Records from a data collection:
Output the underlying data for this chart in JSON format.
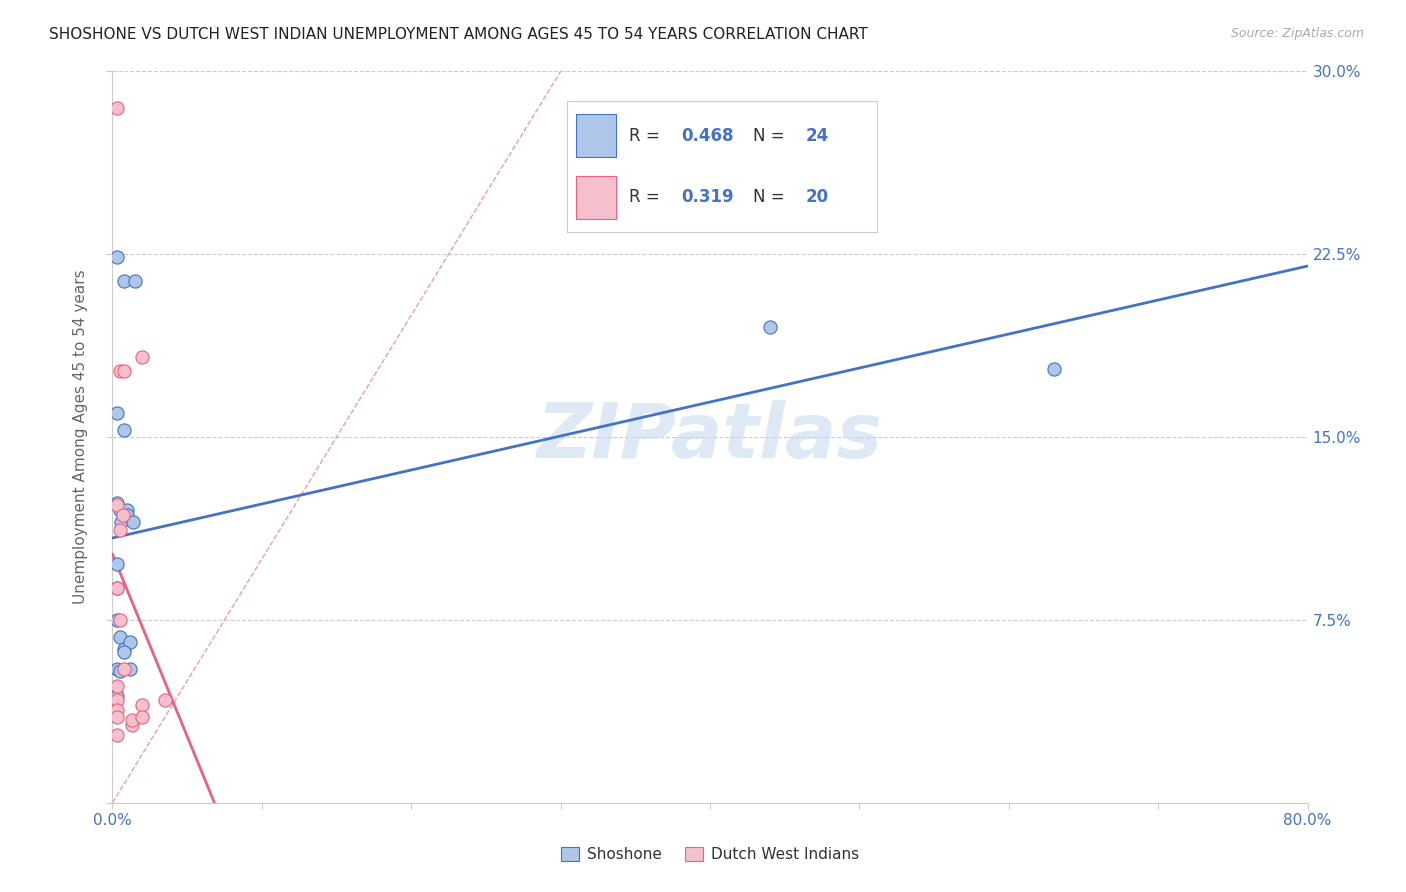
{
  "title": "SHOSHONE VS DUTCH WEST INDIAN UNEMPLOYMENT AMONG AGES 45 TO 54 YEARS CORRELATION CHART",
  "source": "Source: ZipAtlas.com",
  "ylabel": "Unemployment Among Ages 45 to 54 years",
  "xlim": [
    0.0,
    0.8
  ],
  "ylim": [
    0.0,
    0.3
  ],
  "xticks": [
    0.0,
    0.1,
    0.2,
    0.3,
    0.4,
    0.5,
    0.6,
    0.7,
    0.8
  ],
  "xticklabels": [
    "0.0%",
    "",
    "",
    "",
    "",
    "",
    "",
    "",
    "80.0%"
  ],
  "yticks": [
    0.0,
    0.075,
    0.15,
    0.225,
    0.3
  ],
  "yticklabels_right": [
    "",
    "7.5%",
    "15.0%",
    "22.5%",
    "30.0%"
  ],
  "shoshone_color": "#aec6e8",
  "dutch_color": "#f5c0ce",
  "shoshone_edge_color": "#4472c4",
  "dutch_edge_color": "#e8637e",
  "shoshone_line_color": "#4472c4",
  "dutch_line_color": "#e8637e",
  "diagonal_color": "#e8a0a8",
  "R_shoshone": "0.468",
  "N_shoshone": "24",
  "R_dutch": "0.319",
  "N_dutch": "20",
  "shoshone_x": [
    0.003,
    0.008,
    0.015,
    0.003,
    0.008,
    0.003,
    0.005,
    0.01,
    0.003,
    0.006,
    0.01,
    0.014,
    0.003,
    0.005,
    0.008,
    0.012,
    0.003,
    0.005,
    0.008,
    0.012,
    0.003,
    0.44,
    0.63,
    0.003
  ],
  "shoshone_y": [
    0.224,
    0.214,
    0.214,
    0.16,
    0.153,
    0.123,
    0.12,
    0.12,
    0.098,
    0.115,
    0.118,
    0.115,
    0.088,
    0.068,
    0.063,
    0.066,
    0.055,
    0.054,
    0.062,
    0.055,
    0.044,
    0.195,
    0.178,
    0.075
  ],
  "dutch_x": [
    0.003,
    0.005,
    0.008,
    0.003,
    0.005,
    0.007,
    0.003,
    0.005,
    0.008,
    0.013,
    0.013,
    0.003,
    0.003,
    0.003,
    0.003,
    0.003,
    0.02,
    0.02,
    0.02,
    0.035
  ],
  "dutch_y": [
    0.285,
    0.177,
    0.177,
    0.122,
    0.112,
    0.118,
    0.088,
    0.075,
    0.055,
    0.032,
    0.034,
    0.042,
    0.038,
    0.048,
    0.035,
    0.028,
    0.183,
    0.04,
    0.035,
    0.042
  ],
  "watermark": "ZIPatlas",
  "legend_labels": [
    "Shoshone",
    "Dutch West Indians"
  ],
  "value_color": "#4472c4",
  "label_color": "#333333",
  "figsize": [
    14.06,
    8.92
  ],
  "dpi": 100
}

Task objective:
Without including any picture, retype the entries exactly.

Result for this task:
Output the underlying data for this chart in JSON format.
{
  "title": "SHOSHONE VS DUTCH WEST INDIAN UNEMPLOYMENT AMONG AGES 45 TO 54 YEARS CORRELATION CHART",
  "source": "Source: ZipAtlas.com",
  "ylabel": "Unemployment Among Ages 45 to 54 years",
  "xlim": [
    0.0,
    0.8
  ],
  "ylim": [
    0.0,
    0.3
  ],
  "xticks": [
    0.0,
    0.1,
    0.2,
    0.3,
    0.4,
    0.5,
    0.6,
    0.7,
    0.8
  ],
  "xticklabels": [
    "0.0%",
    "",
    "",
    "",
    "",
    "",
    "",
    "",
    "80.0%"
  ],
  "yticks": [
    0.0,
    0.075,
    0.15,
    0.225,
    0.3
  ],
  "yticklabels_right": [
    "",
    "7.5%",
    "15.0%",
    "22.5%",
    "30.0%"
  ],
  "shoshone_color": "#aec6e8",
  "dutch_color": "#f5c0ce",
  "shoshone_edge_color": "#4472c4",
  "dutch_edge_color": "#e8637e",
  "shoshone_line_color": "#4472c4",
  "dutch_line_color": "#e8637e",
  "diagonal_color": "#e8a0a8",
  "R_shoshone": "0.468",
  "N_shoshone": "24",
  "R_dutch": "0.319",
  "N_dutch": "20",
  "shoshone_x": [
    0.003,
    0.008,
    0.015,
    0.003,
    0.008,
    0.003,
    0.005,
    0.01,
    0.003,
    0.006,
    0.01,
    0.014,
    0.003,
    0.005,
    0.008,
    0.012,
    0.003,
    0.005,
    0.008,
    0.012,
    0.003,
    0.44,
    0.63,
    0.003
  ],
  "shoshone_y": [
    0.224,
    0.214,
    0.214,
    0.16,
    0.153,
    0.123,
    0.12,
    0.12,
    0.098,
    0.115,
    0.118,
    0.115,
    0.088,
    0.068,
    0.063,
    0.066,
    0.055,
    0.054,
    0.062,
    0.055,
    0.044,
    0.195,
    0.178,
    0.075
  ],
  "dutch_x": [
    0.003,
    0.005,
    0.008,
    0.003,
    0.005,
    0.007,
    0.003,
    0.005,
    0.008,
    0.013,
    0.013,
    0.003,
    0.003,
    0.003,
    0.003,
    0.003,
    0.02,
    0.02,
    0.02,
    0.035
  ],
  "dutch_y": [
    0.285,
    0.177,
    0.177,
    0.122,
    0.112,
    0.118,
    0.088,
    0.075,
    0.055,
    0.032,
    0.034,
    0.042,
    0.038,
    0.048,
    0.035,
    0.028,
    0.183,
    0.04,
    0.035,
    0.042
  ],
  "watermark": "ZIPatlas",
  "legend_labels": [
    "Shoshone",
    "Dutch West Indians"
  ],
  "value_color": "#4472c4",
  "label_color": "#333333",
  "figsize": [
    14.06,
    8.92
  ],
  "dpi": 100
}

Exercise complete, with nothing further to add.